PROBLEM DESCRIPTION → Using the material below, copy every line where "caption" appears.

# # # # #

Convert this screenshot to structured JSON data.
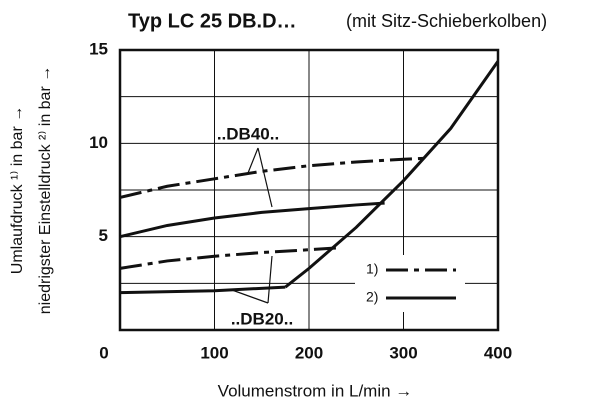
{
  "chart_data": {
    "type": "line",
    "title": "Typ LC 25 DB.D…",
    "subtitle": "(mit Sitz-Schieberkolben)",
    "x_label": "Volumenstrom in L/min →",
    "y_label": [
      "Umlaufdruck ¹⁾ in bar →",
      "niedrigster Einstelldruck ²⁾ in bar →"
    ],
    "xlim": [
      0,
      400
    ],
    "xticks": [
      0,
      100,
      200,
      300,
      400
    ],
    "ylim": [
      0,
      15
    ],
    "yticks": [
      5,
      10,
      15
    ],
    "ygrid": [
      2.5,
      5,
      7.5,
      10,
      12.5
    ],
    "grid": true,
    "color": "#111111",
    "series": [
      {
        "style": "dashdot",
        "x": [
          0,
          50,
          100,
          150,
          200,
          250,
          300,
          325
        ],
        "values": [
          7.1,
          7.7,
          8.1,
          8.5,
          8.8,
          9.0,
          9.15,
          9.2
        ]
      },
      {
        "style": "solid",
        "x": [
          0,
          50,
          100,
          150,
          200,
          250,
          280
        ],
        "values": [
          5.0,
          5.6,
          6.0,
          6.3,
          6.5,
          6.7,
          6.8
        ]
      },
      {
        "style": "dashdot",
        "x": [
          0,
          50,
          100,
          150,
          200,
          230
        ],
        "values": [
          3.3,
          3.7,
          3.95,
          4.15,
          4.3,
          4.4
        ]
      },
      {
        "style": "solid",
        "x": [
          0,
          100,
          175
        ],
        "values": [
          2.0,
          2.1,
          2.3
        ]
      },
      {
        "style": "solid",
        "x": [
          175,
          200,
          250,
          300,
          350,
          400
        ],
        "values": [
          2.3,
          3.3,
          5.5,
          8.0,
          10.8,
          14.4
        ]
      }
    ],
    "legend": [
      {
        "label": "1)",
        "style": "dashdot"
      },
      {
        "label": "2)",
        "style": "solid"
      }
    ],
    "annotations": [
      "..DB40..",
      "..DB20.."
    ]
  }
}
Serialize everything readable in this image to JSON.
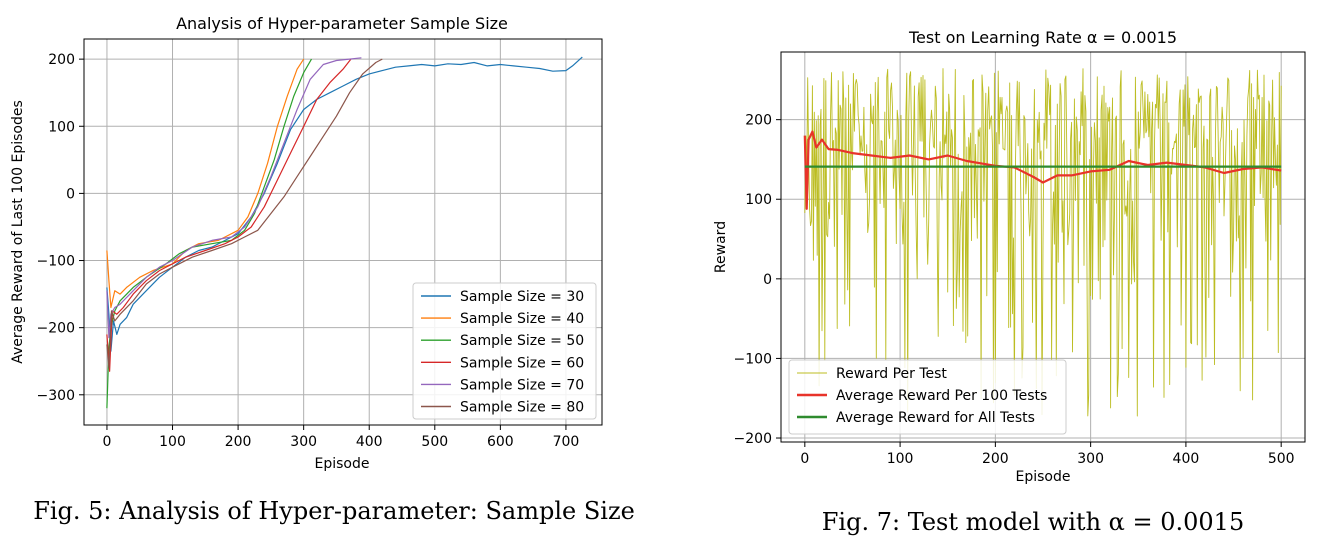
{
  "figures": [
    {
      "caption": "Fig. 5: Analysis of Hyper-parameter: Sample Size"
    },
    {
      "caption": "Fig. 7: Test model with α = 0.0015"
    }
  ],
  "chart_data": [
    {
      "type": "line",
      "title": "Analysis of Hyper-parameter Sample Size",
      "xlabel": "Episode",
      "ylabel": "Average Reward of Last 100 Episodes",
      "xlim": [
        -35,
        755
      ],
      "ylim": [
        -345,
        230
      ],
      "xticks": [
        0,
        100,
        200,
        300,
        400,
        500,
        600,
        700
      ],
      "yticks": [
        -300,
        -200,
        -100,
        0,
        100,
        200
      ],
      "grid": true,
      "legend_position": "lower-right",
      "series": [
        {
          "name": "Sample Size = 30",
          "color": "#1f77b4",
          "points": [
            [
              0,
              -140
            ],
            [
              3,
              -180
            ],
            [
              6,
              -235
            ],
            [
              10,
              -190
            ],
            [
              15,
              -210
            ],
            [
              20,
              -195
            ],
            [
              30,
              -185
            ],
            [
              40,
              -165
            ],
            [
              60,
              -145
            ],
            [
              80,
              -125
            ],
            [
              100,
              -110
            ],
            [
              120,
              -95
            ],
            [
              140,
              -85
            ],
            [
              160,
              -80
            ],
            [
              180,
              -70
            ],
            [
              200,
              -60
            ],
            [
              220,
              -35
            ],
            [
              240,
              0
            ],
            [
              260,
              45
            ],
            [
              280,
              95
            ],
            [
              300,
              125
            ],
            [
              320,
              140
            ],
            [
              340,
              150
            ],
            [
              360,
              160
            ],
            [
              380,
              170
            ],
            [
              400,
              178
            ],
            [
              420,
              183
            ],
            [
              440,
              188
            ],
            [
              460,
              190
            ],
            [
              480,
              192
            ],
            [
              500,
              190
            ],
            [
              520,
              193
            ],
            [
              540,
              192
            ],
            [
              560,
              195
            ],
            [
              580,
              190
            ],
            [
              600,
              192
            ],
            [
              620,
              190
            ],
            [
              640,
              188
            ],
            [
              660,
              186
            ],
            [
              680,
              182
            ],
            [
              700,
              183
            ],
            [
              710,
              190
            ],
            [
              725,
              203
            ]
          ]
        },
        {
          "name": "Sample Size = 40",
          "color": "#ff7f0e",
          "points": [
            [
              0,
              -85
            ],
            [
              3,
              -130
            ],
            [
              6,
              -170
            ],
            [
              12,
              -145
            ],
            [
              20,
              -150
            ],
            [
              30,
              -140
            ],
            [
              50,
              -125
            ],
            [
              70,
              -115
            ],
            [
              100,
              -105
            ],
            [
              120,
              -85
            ],
            [
              140,
              -75
            ],
            [
              170,
              -70
            ],
            [
              200,
              -55
            ],
            [
              215,
              -35
            ],
            [
              230,
              0
            ],
            [
              245,
              45
            ],
            [
              260,
              100
            ],
            [
              275,
              145
            ],
            [
              290,
              185
            ],
            [
              300,
              200
            ]
          ]
        },
        {
          "name": "Sample Size = 50",
          "color": "#2ca02c",
          "points": [
            [
              0,
              -320
            ],
            [
              3,
              -230
            ],
            [
              6,
              -200
            ],
            [
              12,
              -175
            ],
            [
              20,
              -160
            ],
            [
              40,
              -140
            ],
            [
              60,
              -125
            ],
            [
              90,
              -105
            ],
            [
              110,
              -90
            ],
            [
              130,
              -80
            ],
            [
              160,
              -75
            ],
            [
              190,
              -70
            ],
            [
              210,
              -55
            ],
            [
              225,
              -30
            ],
            [
              240,
              10
            ],
            [
              255,
              50
            ],
            [
              270,
              100
            ],
            [
              285,
              145
            ],
            [
              300,
              180
            ],
            [
              312,
              200
            ]
          ]
        },
        {
          "name": "Sample Size = 60",
          "color": "#d62728",
          "points": [
            [
              0,
              -210
            ],
            [
              4,
              -265
            ],
            [
              8,
              -175
            ],
            [
              15,
              -180
            ],
            [
              25,
              -170
            ],
            [
              40,
              -150
            ],
            [
              60,
              -130
            ],
            [
              80,
              -115
            ],
            [
              100,
              -105
            ],
            [
              120,
              -95
            ],
            [
              150,
              -85
            ],
            [
              180,
              -75
            ],
            [
              200,
              -65
            ],
            [
              220,
              -50
            ],
            [
              240,
              -20
            ],
            [
              260,
              20
            ],
            [
              280,
              60
            ],
            [
              300,
              100
            ],
            [
              320,
              140
            ],
            [
              340,
              165
            ],
            [
              360,
              185
            ],
            [
              372,
              200
            ]
          ]
        },
        {
          "name": "Sample Size = 70",
          "color": "#9467bd",
          "points": [
            [
              0,
              -145
            ],
            [
              3,
              -215
            ],
            [
              6,
              -180
            ],
            [
              12,
              -170
            ],
            [
              20,
              -165
            ],
            [
              40,
              -145
            ],
            [
              60,
              -125
            ],
            [
              80,
              -110
            ],
            [
              100,
              -100
            ],
            [
              130,
              -80
            ],
            [
              160,
              -70
            ],
            [
              190,
              -65
            ],
            [
              210,
              -50
            ],
            [
              230,
              -20
            ],
            [
              250,
              25
            ],
            [
              270,
              75
            ],
            [
              290,
              125
            ],
            [
              310,
              170
            ],
            [
              330,
              192
            ],
            [
              350,
              198
            ],
            [
              370,
              200
            ],
            [
              388,
              202
            ]
          ]
        },
        {
          "name": "Sample Size = 80",
          "color": "#8c564b",
          "points": [
            [
              0,
              -225
            ],
            [
              3,
              -260
            ],
            [
              7,
              -175
            ],
            [
              12,
              -190
            ],
            [
              20,
              -180
            ],
            [
              40,
              -160
            ],
            [
              60,
              -135
            ],
            [
              80,
              -120
            ],
            [
              100,
              -110
            ],
            [
              130,
              -95
            ],
            [
              160,
              -85
            ],
            [
              190,
              -75
            ],
            [
              210,
              -65
            ],
            [
              230,
              -55
            ],
            [
              250,
              -30
            ],
            [
              270,
              -5
            ],
            [
              290,
              25
            ],
            [
              310,
              55
            ],
            [
              330,
              85
            ],
            [
              350,
              115
            ],
            [
              370,
              150
            ],
            [
              390,
              178
            ],
            [
              410,
              195
            ],
            [
              420,
              200
            ]
          ]
        }
      ]
    },
    {
      "type": "line",
      "title": "Test on Learning Rate α = 0.0015",
      "xlabel": "Episode",
      "ylabel": "Reward",
      "xlim": [
        -25,
        525
      ],
      "ylim": [
        -205,
        285
      ],
      "xticks": [
        0,
        100,
        200,
        300,
        400,
        500
      ],
      "yticks": [
        -200,
        -100,
        0,
        100,
        200
      ],
      "grid": true,
      "legend_position": "lower-left",
      "series": [
        {
          "name": "Reward Per Test",
          "color": "#bcbd22",
          "range": [
            -175,
            265
          ],
          "count": 500
        },
        {
          "name": "Average Reward Per 100 Tests",
          "color": "#e8332a",
          "points": [
            [
              0,
              180
            ],
            [
              2,
              88
            ],
            [
              4,
              175
            ],
            [
              8,
              185
            ],
            [
              12,
              165
            ],
            [
              18,
              175
            ],
            [
              25,
              163
            ],
            [
              35,
              162
            ],
            [
              50,
              158
            ],
            [
              70,
              155
            ],
            [
              90,
              152
            ],
            [
              110,
              155
            ],
            [
              130,
              150
            ],
            [
              150,
              155
            ],
            [
              170,
              148
            ],
            [
              190,
              144
            ],
            [
              200,
              142
            ],
            [
              220,
              140
            ],
            [
              240,
              128
            ],
            [
              250,
              121
            ],
            [
              265,
              130
            ],
            [
              280,
              130
            ],
            [
              300,
              135
            ],
            [
              320,
              137
            ],
            [
              340,
              148
            ],
            [
              360,
              143
            ],
            [
              380,
              146
            ],
            [
              400,
              143
            ],
            [
              420,
              140
            ],
            [
              440,
              133
            ],
            [
              460,
              138
            ],
            [
              480,
              140
            ],
            [
              500,
              136
            ]
          ]
        },
        {
          "name": "Average Reward for All Tests",
          "color": "#2e8b2e",
          "points": [
            [
              0,
              141
            ],
            [
              500,
              141
            ]
          ]
        }
      ]
    }
  ]
}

# # # # #

RESULT FOR THIS TASK →
      "caption": "Fig. 5: Analysis of Hyper-parameter: Sample Size"
      "caption": "Fig. 7: Test model with α = 0.0015"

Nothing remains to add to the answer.